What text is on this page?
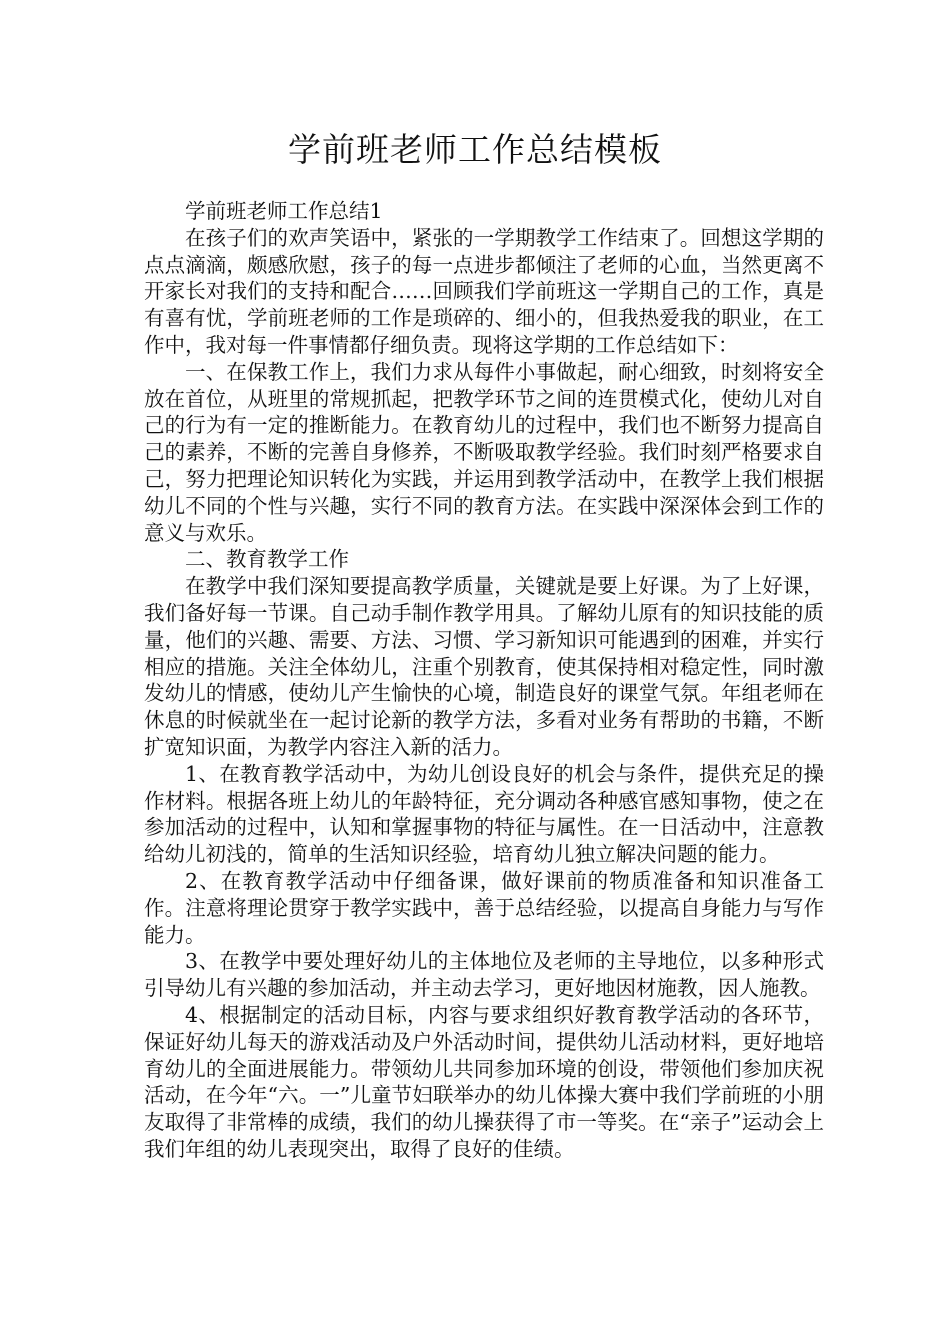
学前班老师工作总结模板

学前班老师工作总结1

在孩子们的欢声笑语中，紧张的一学期教学工作结束了。回想这学期的点点滴滴，颇感欣慰，孩子的每一点进步都倾注了老师的心血，当然更离不开家长对我们的支持和配合……回顾我们学前班这一学期自己的工作，真是有喜有忧，学前班老师的工作是琐碎的、细小的，但我热爱我的职业，在工作中，我对每一件事情都仔细负责。现将这学期的工作总结如下：

一、在保教工作上，我们力求从每件小事做起，耐心细致，时刻将安全放在首位，从班里的常规抓起，把教学环节之间的连贯模式化，使幼儿对自己的行为有一定的推断能力。在教育幼儿的过程中，我们也不断努力提高自己的素养，不断的完善自身修养，不断吸取教学经验。我们时刻严格要求自己，努力把理论知识转化为实践，并运用到教学活动中，在教学上我们根据幼儿不同的个性与兴趣，实行不同的教育方法。在实践中深深体会到工作的意义与欢乐。

二、教育教学工作

在教学中我们深知要提高教学质量，关键就是要上好课。为了上好课，我们备好每一节课。自己动手制作教学用具。了解幼儿原有的知识技能的质量，他们的兴趣、需要、方法、习惯、学习新知识可能遇到的困难，并实行相应的措施。关注全体幼儿，注重个别教育，使其保持相对稳定性，同时激发幼儿的情感，使幼儿产生愉快的心境，制造良好的课堂气氛。年组老师在休息的时候就坐在一起讨论新的教学方法，多看对业务有帮助的书籍，不断扩宽知识面，为教学内容注入新的活力。

1、在教育教学活动中，为幼儿创设良好的机会与条件，提供充足的操作材料。根据各班上幼儿的年龄特征，充分调动各种感官感知事物，使之在参加活动的过程中，认知和掌握事物的特征与属性。在一日活动中，注意教给幼儿初浅的，简单的生活知识经验，培育幼儿独立解决问题的能力。

2、在教育教学活动中仔细备课，做好课前的物质准备和知识准备工作。注意将理论贯穿于教学实践中，善于总结经验，以提高自身能力与写作能力。

3、在教学中要处理好幼儿的主体地位及老师的主导地位，以多种形式引导幼儿有兴趣的参加活动，并主动去学习，更好地因材施教，因人施教。

4、根据制定的活动目标，内容与要求组织好教育教学活动的各环节，保证好幼儿每天的游戏活动及户外活动时间，提供幼儿活动材料，更好地培育幼儿的全面进展能力。带领幼儿共同参加环境的创设，带领他们参加庆祝活动，在今年“六。一”儿童节妇联举办的幼儿体操大赛中我们学前班的小朋友取得了非常棒的成绩，我们的幼儿操获得了市一等奖。在“亲子”运动会上我们年组的幼儿表现突出，取得了良好的佳绩。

********

Description of the task: Reproduce the material in full, word for word, and omit the pictures.

Solution for this problem:
What text is on this page?
学前班老师工作总结模板

学前班老师工作总结1

在孩子们的欢声笑语中，紧张的一学期教学工作结束了。回想这学期的点点滴滴，颇感欣慰，孩子的每一点进步都倾注了老师的心血，当然更离不开家长对我们的支持和配合……回顾我们学前班这一学期自己的工作，真是有喜有忧，学前班老师的工作是琐碎的、细小的，但我热爱我的职业，在工作中，我对每一件事情都仔细负责。现将这学期的工作总结如下：

一、在保教工作上，我们力求从每件小事做起，耐心细致，时刻将安全放在首位，从班里的常规抓起，把教学环节之间的连贯模式化，使幼儿对自己的行为有一定的推断能力。在教育幼儿的过程中，我们也不断努力提高自己的素养，不断的完善自身修养，不断吸取教学经验。我们时刻严格要求自己，努力把理论知识转化为实践，并运用到教学活动中，在教学上我们根据幼儿不同的个性与兴趣，实行不同的教育方法。在实践中深深体会到工作的意义与欢乐。

二、教育教学工作

在教学中我们深知要提高教学质量，关键就是要上好课。为了上好课，我们备好每一节课。自己动手制作教学用具。了解幼儿原有的知识技能的质量，他们的兴趣、需要、方法、习惯、学习新知识可能遇到的困难，并实行相应的措施。关注全体幼儿，注重个别教育，使其保持相对稳定性，同时激发幼儿的情感，使幼儿产生愉快的心境，制造良好的课堂气氛。年组老师在休息的时候就坐在一起讨论新的教学方法，多看对业务有帮助的书籍，不断扩宽知识面，为教学内容注入新的活力。

1、在教育教学活动中，为幼儿创设良好的机会与条件，提供充足的操作材料。根据各班上幼儿的年龄特征，充分调动各种感官感知事物，使之在参加活动的过程中，认知和掌握事物的特征与属性。在一日活动中，注意教给幼儿初浅的，简单的生活知识经验，培育幼儿独立解决问题的能力。

2、在教育教学活动中仔细备课，做好课前的物质准备和知识准备工作。注意将理论贯穿于教学实践中，善于总结经验，以提高自身能力与写作能力。

3、在教学中要处理好幼儿的主体地位及老师的主导地位，以多种形式引导幼儿有兴趣的参加活动，并主动去学习，更好地因材施教，因人施教。

4、根据制定的活动目标，内容与要求组织好教育教学活动的各环节，保证好幼儿每天的游戏活动及户外活动时间，提供幼儿活动材料，更好地培育幼儿的全面进展能力。带领幼儿共同参加环境的创设，带领他们参加庆祝活动，在今年“六。一”儿童节妇联举办的幼儿体操大赛中我们学前班的小朋友取得了非常棒的成绩，我们的幼儿操获得了市一等奖。在“亲子”运动会上我们年组的幼儿表现突出，取得了良好的佳绩。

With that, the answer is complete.